EXTRACTED INFORMATION:

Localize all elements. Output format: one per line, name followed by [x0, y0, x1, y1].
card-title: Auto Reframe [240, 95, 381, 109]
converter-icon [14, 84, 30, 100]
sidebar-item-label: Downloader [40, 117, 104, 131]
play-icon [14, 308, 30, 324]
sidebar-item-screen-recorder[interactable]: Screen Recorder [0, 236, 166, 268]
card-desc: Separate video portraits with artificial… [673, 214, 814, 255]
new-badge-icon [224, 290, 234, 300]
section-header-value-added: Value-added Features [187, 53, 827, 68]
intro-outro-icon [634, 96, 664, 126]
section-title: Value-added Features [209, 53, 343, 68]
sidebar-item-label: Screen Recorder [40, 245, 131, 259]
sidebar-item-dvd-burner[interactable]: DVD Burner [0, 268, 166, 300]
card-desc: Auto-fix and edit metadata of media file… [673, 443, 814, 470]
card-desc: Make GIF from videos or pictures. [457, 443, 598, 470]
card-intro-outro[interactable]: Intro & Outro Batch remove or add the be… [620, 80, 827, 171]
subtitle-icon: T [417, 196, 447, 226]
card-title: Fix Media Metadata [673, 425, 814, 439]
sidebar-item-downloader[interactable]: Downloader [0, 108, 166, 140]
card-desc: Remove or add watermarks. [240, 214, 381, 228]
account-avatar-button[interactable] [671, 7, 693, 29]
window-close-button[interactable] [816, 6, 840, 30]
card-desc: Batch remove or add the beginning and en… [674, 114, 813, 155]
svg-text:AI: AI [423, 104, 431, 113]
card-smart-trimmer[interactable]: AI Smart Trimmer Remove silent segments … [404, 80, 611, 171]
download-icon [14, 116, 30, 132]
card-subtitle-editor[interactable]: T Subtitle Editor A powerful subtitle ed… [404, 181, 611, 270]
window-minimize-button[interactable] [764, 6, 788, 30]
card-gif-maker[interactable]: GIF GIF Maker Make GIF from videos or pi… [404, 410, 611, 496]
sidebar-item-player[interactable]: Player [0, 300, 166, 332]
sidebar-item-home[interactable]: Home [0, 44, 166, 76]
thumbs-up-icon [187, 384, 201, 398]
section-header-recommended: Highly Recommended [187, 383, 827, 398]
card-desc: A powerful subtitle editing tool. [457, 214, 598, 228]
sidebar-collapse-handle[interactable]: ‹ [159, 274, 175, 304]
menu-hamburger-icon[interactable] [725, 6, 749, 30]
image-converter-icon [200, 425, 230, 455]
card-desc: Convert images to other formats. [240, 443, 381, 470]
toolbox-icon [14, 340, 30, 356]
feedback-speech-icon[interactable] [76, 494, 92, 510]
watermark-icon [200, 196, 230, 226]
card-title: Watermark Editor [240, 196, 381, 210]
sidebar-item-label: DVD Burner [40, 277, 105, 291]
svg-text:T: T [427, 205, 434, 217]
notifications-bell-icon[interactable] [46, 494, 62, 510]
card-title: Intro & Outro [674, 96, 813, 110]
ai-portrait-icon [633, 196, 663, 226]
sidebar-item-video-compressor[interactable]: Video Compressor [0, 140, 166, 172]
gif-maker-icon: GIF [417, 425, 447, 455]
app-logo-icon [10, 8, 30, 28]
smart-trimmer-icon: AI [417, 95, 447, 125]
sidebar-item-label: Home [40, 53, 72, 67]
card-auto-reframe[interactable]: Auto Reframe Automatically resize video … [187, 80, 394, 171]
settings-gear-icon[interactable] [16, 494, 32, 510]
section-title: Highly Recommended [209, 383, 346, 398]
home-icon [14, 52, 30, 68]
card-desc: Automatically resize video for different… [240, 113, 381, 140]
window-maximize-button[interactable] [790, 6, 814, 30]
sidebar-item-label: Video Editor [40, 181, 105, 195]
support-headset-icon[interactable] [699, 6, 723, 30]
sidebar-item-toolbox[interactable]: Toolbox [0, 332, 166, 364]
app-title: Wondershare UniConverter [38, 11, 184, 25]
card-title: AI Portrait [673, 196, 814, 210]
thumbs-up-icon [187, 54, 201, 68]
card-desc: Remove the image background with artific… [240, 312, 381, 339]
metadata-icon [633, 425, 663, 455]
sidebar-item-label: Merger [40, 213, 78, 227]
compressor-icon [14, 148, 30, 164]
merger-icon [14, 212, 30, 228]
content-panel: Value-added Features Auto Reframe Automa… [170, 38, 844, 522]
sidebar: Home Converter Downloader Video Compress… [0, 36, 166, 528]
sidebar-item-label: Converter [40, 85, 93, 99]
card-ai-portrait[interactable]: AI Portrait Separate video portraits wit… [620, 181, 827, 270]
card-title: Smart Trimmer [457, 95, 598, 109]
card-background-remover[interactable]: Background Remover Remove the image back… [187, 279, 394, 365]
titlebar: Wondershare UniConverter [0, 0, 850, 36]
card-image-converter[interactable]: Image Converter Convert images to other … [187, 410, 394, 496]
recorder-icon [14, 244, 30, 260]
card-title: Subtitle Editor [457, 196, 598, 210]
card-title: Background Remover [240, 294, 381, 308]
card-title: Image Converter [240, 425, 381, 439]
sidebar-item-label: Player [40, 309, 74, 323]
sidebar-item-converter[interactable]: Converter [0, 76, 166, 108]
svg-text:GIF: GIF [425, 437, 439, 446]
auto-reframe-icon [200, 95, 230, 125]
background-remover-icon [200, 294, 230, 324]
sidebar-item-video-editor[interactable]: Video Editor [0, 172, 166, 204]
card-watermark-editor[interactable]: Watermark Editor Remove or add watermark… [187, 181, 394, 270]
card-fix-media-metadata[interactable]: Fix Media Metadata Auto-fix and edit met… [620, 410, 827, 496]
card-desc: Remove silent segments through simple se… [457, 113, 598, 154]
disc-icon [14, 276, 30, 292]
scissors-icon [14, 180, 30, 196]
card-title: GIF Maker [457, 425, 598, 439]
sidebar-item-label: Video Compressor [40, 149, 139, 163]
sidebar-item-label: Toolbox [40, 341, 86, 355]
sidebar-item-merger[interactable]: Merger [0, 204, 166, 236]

WHAT IS NEEDED: Copy out all the rows above, substituting "Automatically fix" for every "Auto-fix" and leaving everything else unchanged.

ANSWER BELOW:
Localize all elements. Output format: one per line, name followed by [x0, y0, x1, y1].
card-title: Auto Reframe [240, 95, 381, 109]
converter-icon [14, 84, 30, 100]
sidebar-item-label: Downloader [40, 117, 104, 131]
play-icon [14, 308, 30, 324]
sidebar-item-screen-recorder[interactable]: Screen Recorder [0, 236, 166, 268]
card-desc: Separate video portraits with artificial… [673, 214, 814, 255]
new-badge-icon [224, 290, 234, 300]
section-header-value-added: Value-added Features [187, 53, 827, 68]
intro-outro-icon [634, 96, 664, 126]
section-title: Value-added Features [209, 53, 343, 68]
sidebar-item-label: Screen Recorder [40, 245, 131, 259]
sidebar-item-dvd-burner[interactable]: DVD Burner [0, 268, 166, 300]
card-desc: Automatically fix and edit metadata of media file… [673, 443, 814, 470]
card-desc: Make GIF from videos or pictures. [457, 443, 598, 470]
card-intro-outro[interactable]: Intro & Outro Batch remove or add the be… [620, 80, 827, 171]
subtitle-icon: T [417, 196, 447, 226]
card-title: Fix Media Metadata [673, 425, 814, 439]
sidebar-item-downloader[interactable]: Downloader [0, 108, 166, 140]
card-desc: Remove or add watermarks. [240, 214, 381, 228]
account-avatar-button[interactable] [671, 7, 693, 29]
window-close-button[interactable] [816, 6, 840, 30]
card-desc: Batch remove or add the beginning and en… [674, 114, 813, 155]
svg-text:AI: AI [423, 104, 431, 113]
card-smart-trimmer[interactable]: AI Smart Trimmer Remove silent segments … [404, 80, 611, 171]
download-icon [14, 116, 30, 132]
card-subtitle-editor[interactable]: T Subtitle Editor A powerful subtitle ed… [404, 181, 611, 270]
window-minimize-button[interactable] [764, 6, 788, 30]
card-gif-maker[interactable]: GIF GIF Maker Make GIF from videos or pi… [404, 410, 611, 496]
sidebar-item-player[interactable]: Player [0, 300, 166, 332]
sidebar-item-home[interactable]: Home [0, 44, 166, 76]
thumbs-up-icon [187, 384, 201, 398]
section-header-recommended: Highly Recommended [187, 383, 827, 398]
card-desc: A powerful subtitle editing tool. [457, 214, 598, 228]
sidebar-collapse-handle[interactable]: ‹ [159, 274, 175, 304]
menu-hamburger-icon[interactable] [725, 6, 749, 30]
image-converter-icon [200, 425, 230, 455]
card-desc: Convert images to other formats. [240, 443, 381, 470]
toolbox-icon [14, 340, 30, 356]
feedback-speech-icon[interactable] [76, 494, 92, 510]
watermark-icon [200, 196, 230, 226]
card-title: Watermark Editor [240, 196, 381, 210]
sidebar-item-label: DVD Burner [40, 277, 105, 291]
svg-text:T: T [427, 205, 434, 217]
notifications-bell-icon[interactable] [46, 494, 62, 510]
card-title: Intro & Outro [674, 96, 813, 110]
ai-portrait-icon [633, 196, 663, 226]
sidebar-item-video-compressor[interactable]: Video Compressor [0, 140, 166, 172]
gif-maker-icon: GIF [417, 425, 447, 455]
app-logo-icon [10, 8, 30, 28]
smart-trimmer-icon: AI [417, 95, 447, 125]
sidebar-item-label: Home [40, 53, 72, 67]
card-auto-reframe[interactable]: Auto Reframe Automatically resize video … [187, 80, 394, 171]
settings-gear-icon[interactable] [16, 494, 32, 510]
section-title: Highly Recommended [209, 383, 346, 398]
home-icon [14, 52, 30, 68]
card-desc: Automatically resize video for different… [240, 113, 381, 140]
window-maximize-button[interactable] [790, 6, 814, 30]
sidebar-item-label: Video Editor [40, 181, 105, 195]
support-headset-icon[interactable] [699, 6, 723, 30]
sidebar-item-toolbox[interactable]: Toolbox [0, 332, 166, 364]
app-title: Wondershare UniConverter [38, 11, 184, 25]
card-title: AI Portrait [673, 196, 814, 210]
thumbs-up-icon [187, 54, 201, 68]
card-desc: Remove the image background with artific… [240, 312, 381, 339]
metadata-icon [633, 425, 663, 455]
sidebar-item-label: Merger [40, 213, 78, 227]
compressor-icon [14, 148, 30, 164]
merger-icon [14, 212, 30, 228]
content-panel: Value-added Features Auto Reframe Automa… [170, 38, 844, 522]
sidebar: Home Converter Downloader Video Compress… [0, 36, 166, 528]
sidebar-item-label: Converter [40, 85, 93, 99]
card-ai-portrait[interactable]: AI Portrait Separate video portraits wit… [620, 181, 827, 270]
card-title: Smart Trimmer [457, 95, 598, 109]
card-background-remover[interactable]: Background Remover Remove the image back… [187, 279, 394, 365]
titlebar: Wondershare UniConverter [0, 0, 850, 36]
card-image-converter[interactable]: Image Converter Convert images to other … [187, 410, 394, 496]
recorder-icon [14, 244, 30, 260]
card-title: Subtitle Editor [457, 196, 598, 210]
card-title: Background Remover [240, 294, 381, 308]
card-title: Image Converter [240, 425, 381, 439]
sidebar-item-label: Player [40, 309, 74, 323]
sidebar-item-converter[interactable]: Converter [0, 76, 166, 108]
svg-text:GIF: GIF [425, 437, 439, 446]
auto-reframe-icon [200, 95, 230, 125]
background-remover-icon [200, 294, 230, 324]
sidebar-item-video-editor[interactable]: Video Editor [0, 172, 166, 204]
card-watermark-editor[interactable]: Watermark Editor Remove or add watermark… [187, 181, 394, 270]
card-fix-media-metadata[interactable]: Fix Media Metadata Automatically fix and edit met… [620, 410, 827, 496]
card-desc: Remove silent segments through simple se… [457, 113, 598, 154]
disc-icon [14, 276, 30, 292]
scissors-icon [14, 180, 30, 196]
card-title: GIF Maker [457, 425, 598, 439]
sidebar-item-label: Video Compressor [40, 149, 139, 163]
sidebar-item-label: Toolbox [40, 341, 86, 355]
sidebar-item-merger[interactable]: Merger [0, 204, 166, 236]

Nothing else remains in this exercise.